§ What is needed
Reproduce the listing that follows with no differences at all.

[Start of Input records]

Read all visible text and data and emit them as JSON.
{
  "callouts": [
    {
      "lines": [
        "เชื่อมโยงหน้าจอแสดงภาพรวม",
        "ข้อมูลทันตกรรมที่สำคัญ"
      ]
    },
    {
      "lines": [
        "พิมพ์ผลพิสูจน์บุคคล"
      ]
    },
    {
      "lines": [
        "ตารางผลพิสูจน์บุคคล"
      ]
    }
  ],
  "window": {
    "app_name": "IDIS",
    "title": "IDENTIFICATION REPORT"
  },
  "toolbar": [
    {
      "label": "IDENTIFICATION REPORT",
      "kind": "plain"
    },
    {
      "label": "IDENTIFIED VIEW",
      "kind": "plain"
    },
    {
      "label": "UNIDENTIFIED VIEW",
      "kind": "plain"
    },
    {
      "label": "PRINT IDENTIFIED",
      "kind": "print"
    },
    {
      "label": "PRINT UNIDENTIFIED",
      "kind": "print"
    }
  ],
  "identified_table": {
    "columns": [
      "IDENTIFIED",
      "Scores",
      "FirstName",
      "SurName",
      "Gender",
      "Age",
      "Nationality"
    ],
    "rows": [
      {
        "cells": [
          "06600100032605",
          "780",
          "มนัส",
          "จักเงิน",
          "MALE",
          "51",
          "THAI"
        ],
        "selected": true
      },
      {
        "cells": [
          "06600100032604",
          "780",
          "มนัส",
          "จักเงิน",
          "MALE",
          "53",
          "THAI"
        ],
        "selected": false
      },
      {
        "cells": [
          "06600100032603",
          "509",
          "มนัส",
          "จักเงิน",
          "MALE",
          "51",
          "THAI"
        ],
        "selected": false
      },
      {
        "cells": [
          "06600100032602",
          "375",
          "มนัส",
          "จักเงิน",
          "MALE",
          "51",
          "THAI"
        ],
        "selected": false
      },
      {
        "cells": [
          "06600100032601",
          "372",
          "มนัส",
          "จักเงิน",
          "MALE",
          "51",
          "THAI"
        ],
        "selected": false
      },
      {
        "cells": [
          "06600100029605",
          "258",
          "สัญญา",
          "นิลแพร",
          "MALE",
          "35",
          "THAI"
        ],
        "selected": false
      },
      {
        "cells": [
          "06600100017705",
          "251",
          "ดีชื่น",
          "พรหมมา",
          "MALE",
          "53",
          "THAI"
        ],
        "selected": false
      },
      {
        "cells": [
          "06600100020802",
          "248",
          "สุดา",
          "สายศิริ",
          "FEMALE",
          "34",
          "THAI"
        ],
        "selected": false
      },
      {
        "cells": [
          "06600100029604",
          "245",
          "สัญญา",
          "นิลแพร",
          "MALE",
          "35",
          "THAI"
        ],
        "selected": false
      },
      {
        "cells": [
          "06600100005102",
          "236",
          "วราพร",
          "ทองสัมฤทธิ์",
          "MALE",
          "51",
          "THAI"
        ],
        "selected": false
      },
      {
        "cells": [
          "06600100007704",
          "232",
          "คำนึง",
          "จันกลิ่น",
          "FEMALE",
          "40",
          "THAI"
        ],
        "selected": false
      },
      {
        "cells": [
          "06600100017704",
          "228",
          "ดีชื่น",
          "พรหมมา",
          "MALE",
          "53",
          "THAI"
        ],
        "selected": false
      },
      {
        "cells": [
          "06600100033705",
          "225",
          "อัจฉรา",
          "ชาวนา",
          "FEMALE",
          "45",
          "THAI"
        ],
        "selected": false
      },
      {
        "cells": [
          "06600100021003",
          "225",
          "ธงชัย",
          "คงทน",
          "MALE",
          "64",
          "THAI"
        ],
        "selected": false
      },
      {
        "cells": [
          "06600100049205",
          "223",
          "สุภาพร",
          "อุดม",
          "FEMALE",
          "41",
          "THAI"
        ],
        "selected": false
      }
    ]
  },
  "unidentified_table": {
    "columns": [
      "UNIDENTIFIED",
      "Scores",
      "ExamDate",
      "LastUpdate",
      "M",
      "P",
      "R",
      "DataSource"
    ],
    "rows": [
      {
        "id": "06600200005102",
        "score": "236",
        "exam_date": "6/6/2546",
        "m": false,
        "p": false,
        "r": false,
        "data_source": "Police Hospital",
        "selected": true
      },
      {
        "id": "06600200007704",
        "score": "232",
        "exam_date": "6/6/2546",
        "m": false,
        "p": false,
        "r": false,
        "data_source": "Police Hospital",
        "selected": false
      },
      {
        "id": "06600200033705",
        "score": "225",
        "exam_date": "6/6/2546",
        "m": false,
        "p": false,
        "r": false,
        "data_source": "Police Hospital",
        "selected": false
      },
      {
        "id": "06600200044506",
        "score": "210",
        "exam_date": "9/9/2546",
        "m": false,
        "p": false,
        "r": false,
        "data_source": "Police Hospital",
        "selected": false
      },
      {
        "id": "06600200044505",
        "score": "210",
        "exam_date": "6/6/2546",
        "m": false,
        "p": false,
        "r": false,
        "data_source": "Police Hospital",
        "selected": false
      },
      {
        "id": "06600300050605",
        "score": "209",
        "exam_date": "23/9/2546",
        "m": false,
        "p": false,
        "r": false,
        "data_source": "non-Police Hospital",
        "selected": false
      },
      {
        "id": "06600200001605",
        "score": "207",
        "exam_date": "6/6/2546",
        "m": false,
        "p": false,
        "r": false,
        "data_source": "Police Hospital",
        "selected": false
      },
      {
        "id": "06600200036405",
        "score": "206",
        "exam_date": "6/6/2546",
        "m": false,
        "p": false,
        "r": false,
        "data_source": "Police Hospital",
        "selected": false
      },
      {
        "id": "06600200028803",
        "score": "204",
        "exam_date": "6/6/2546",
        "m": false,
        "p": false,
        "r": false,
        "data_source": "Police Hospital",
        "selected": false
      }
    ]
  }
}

[End of Input records]

§ Correct output
Read all visible text and data and emit them as JSON.
{
  "callouts": [
    {
      "lines": [
        "เชื่อมโยงหน้าจอแสดงภาพรวม",
        "ข้อมูลทันตกรรมที่สำคัญ"
      ]
    },
    {
      "lines": [
        "พิมพ์ผลพิสูจน์บุคคล"
      ]
    },
    {
      "lines": [
        "ตารางผลพิสูจน์บุคคล"
      ]
    }
  ],
  "window": {
    "app_name": "IDIS",
    "title": "IDENTIFICATION REPORT"
  },
  "toolbar": [
    {
      "label": "IDENTIFICATION REPORT",
      "kind": "plain"
    },
    {
      "label": "IDENTIFIED VIEW",
      "kind": "plain"
    },
    {
      "label": "UNIDENTIFIED VIEW",
      "kind": "plain"
    },
    {
      "label": "PRINT IDENTIFIED",
      "kind": "print"
    },
    {
      "label": "PRINT UNIDENTIFIED",
      "kind": "print"
    }
  ],
  "identified_table": {
    "columns": [
      "IDENTIFIED",
      "Scores",
      "FirstName",
      "SurName",
      "Gender",
      "Age",
      "Nationality"
    ],
    "rows": [
      {
        "cells": [
          "06600100032605",
          "780",
          "มนัส",
          "จักเงิน",
          "MALE",
          "51",
          "THAI"
        ],
        "selected": true
      },
      {
        "cells": [
          "06600100032604",
          "780",
          "มนัส",
          "จักเงิน",
          "MALE",
          "53",
          "THAI"
        ],
        "selected": false
      },
      {
        "cells": [
          "06600100032603",
          "509",
          "มนัส",
          "จักเงิน",
          "MALE",
          "51",
          "THAI"
        ],
        "selected": false
      },
      {
        "cells": [
          "06600100032602",
          "375",
          "มนัส",
          "จักเงิน",
          "MALE",
          "51",
          "THAI"
        ],
        "selected": false
      },
      {
        "cells": [
          "06600100032601",
          "372",
          "มนัส",
          "จักเงิน",
          "MALE",
          "51",
          "THAI"
        ],
        "selected": false
      },
      {
        "cells": [
          "06600100029605",
          "258",
          "สัญญา",
          "นิลแพร",
          "MALE",
          "35",
          "THAI"
        ],
        "selected": false
      },
      {
        "cells": [
          "06600100017705",
          "251",
          "ดีชื่น",
          "พรหมมา",
          "MALE",
          "53",
          "THAI"
        ],
        "selected": false
      },
      {
        "cells": [
          "06600100020802",
          "248",
          "สุดา",
          "สายศิริ",
          "FEMALE",
          "34",
          "THAI"
        ],
        "selected": false
      },
      {
        "cells": [
          "06600100029604",
          "245",
          "สัญญา",
          "นิลแพร",
          "MALE",
          "35",
          "THAI"
        ],
        "selected": false
      },
      {
        "cells": [
          "06600100005102",
          "236",
          "วราพร",
          "ทองสัมฤทธิ์",
          "MALE",
          "51",
          "THAI"
        ],
        "selected": false
      },
      {
        "cells": [
          "06600100007704",
          "232",
          "คำนึง",
          "จันกลิ่น",
          "FEMALE",
          "40",
          "THAI"
        ],
        "selected": false
      },
      {
        "cells": [
          "06600100017704",
          "228",
          "ดีชื่น",
          "พรหมมา",
          "MALE",
          "53",
          "THAI"
        ],
        "selected": false
      },
      {
        "cells": [
          "06600100033705",
          "225",
          "อัจฉรา",
          "ชาวนา",
          "FEMALE",
          "45",
          "THAI"
        ],
        "selected": false
      },
      {
        "cells": [
          "06600100021003",
          "225",
          "ธงชัย",
          "คงทน",
          "MALE",
          "64",
          "THAI"
        ],
        "selected": false
      },
      {
        "cells": [
          "06600100049205",
          "223",
          "สุภาพร",
          "อุดม",
          "FEMALE",
          "41",
          "THAI"
        ],
        "selected": false
      }
    ]
  },
  "unidentified_table": {
    "columns": [
      "UNIDENTIFIED",
      "Scores",
      "ExamDate",
      "LastUpdate",
      "M",
      "P",
      "R",
      "DataSource"
    ],
    "rows": [
      {
        "id": "06600200005102",
        "score": "236",
        "exam_date": "6/6/2546",
        "m": false,
        "p": false,
        "r": false,
        "data_source": "Police Hospital",
        "selected": true
      },
      {
        "id": "06600200007704",
        "score": "232",
        "exam_date": "6/6/2546",
        "m": false,
        "p": false,
        "r": false,
        "data_source": "Police Hospital",
        "selected": false
      },
      {
        "id": "06600200033705",
        "score": "225",
        "exam_date": "6/6/2546",
        "m": false,
        "p": false,
        "r": false,
        "data_source": "Police Hospital",
        "selected": false
      },
      {
        "id": "06600200044506",
        "score": "210",
        "exam_date": "9/9/2546",
        "m": false,
        "p": false,
        "r": false,
        "data_source": "Police Hospital",
        "selected": false
      },
      {
        "id": "06600200044505",
        "score": "210",
        "exam_date": "6/6/2546",
        "m": false,
        "p": false,
        "r": false,
        "data_source": "Police Hospital",
        "selected": false
      },
      {
        "id": "06600300050605",
        "score": "209",
        "exam_date": "23/9/2546",
        "m": false,
        "p": false,
        "r": false,
        "data_source": "non-Police Hospital",
        "selected": false
      },
      {
        "id": "06600200001605",
        "score": "207",
        "exam_date": "6/6/2546",
        "m": false,
        "p": false,
        "r": false,
        "data_source": "Police Hospital",
        "selected": false
      },
      {
        "id": "06600200036405",
        "score": "206",
        "exam_date": "6/6/2546",
        "m": false,
        "p": false,
        "r": false,
        "data_source": "Police Hospital",
        "selected": false
      },
      {
        "id": "06600200028803",
        "score": "204",
        "exam_date": "6/6/2546",
        "m": false,
        "p": false,
        "r": false,
        "data_source": "Police Hospital",
        "selected": false
      }
    ]
  }
}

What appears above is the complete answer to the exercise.